DATA SHOWN:
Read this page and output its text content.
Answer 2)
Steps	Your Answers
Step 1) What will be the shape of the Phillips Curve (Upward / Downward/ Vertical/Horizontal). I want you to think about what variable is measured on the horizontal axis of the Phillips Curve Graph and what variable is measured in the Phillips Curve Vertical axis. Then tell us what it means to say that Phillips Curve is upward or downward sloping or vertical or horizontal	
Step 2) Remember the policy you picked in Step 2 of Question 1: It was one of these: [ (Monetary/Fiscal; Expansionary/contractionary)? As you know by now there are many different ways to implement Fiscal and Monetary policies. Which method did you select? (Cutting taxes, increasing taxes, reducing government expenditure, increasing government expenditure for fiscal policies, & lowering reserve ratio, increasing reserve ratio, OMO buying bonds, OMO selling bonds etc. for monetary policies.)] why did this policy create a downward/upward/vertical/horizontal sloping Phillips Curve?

EXERCISE GOAL: Copy out each record exactly as given, omitting none.

THE COMPLETED TASK:
Read this page and output its text content.
Answer 2)
Steps	Your Answers
Step 1) What will be the shape of the Phillips Curve (Upward / Downward/ Vertical/Horizontal). I want you to think about what variable is measured on the horizontal axis of the Phillips Curve Graph and what variable is measured in the Phillips Curve Vertical axis. Then tell us what it means to say that Phillips Curve is upward or downward sloping or vertical or horizontal	
Step 2) Remember the policy you picked in Step 2 of Question 1: It was one of these: [ (Monetary/Fiscal; Expansionary/contractionary)? As you know by now there are many different ways to implement Fiscal and Monetary policies. Which method did you select? (Cutting taxes, increasing taxes, reducing government expenditure, increasing government expenditure for fiscal policies, & lowering reserve ratio, increasing reserve ratio, OMO buying bonds, OMO selling bonds etc. for monetary policies.)] why did this policy create a downward/upward/vertical/horizontal sloping Phillips Curve?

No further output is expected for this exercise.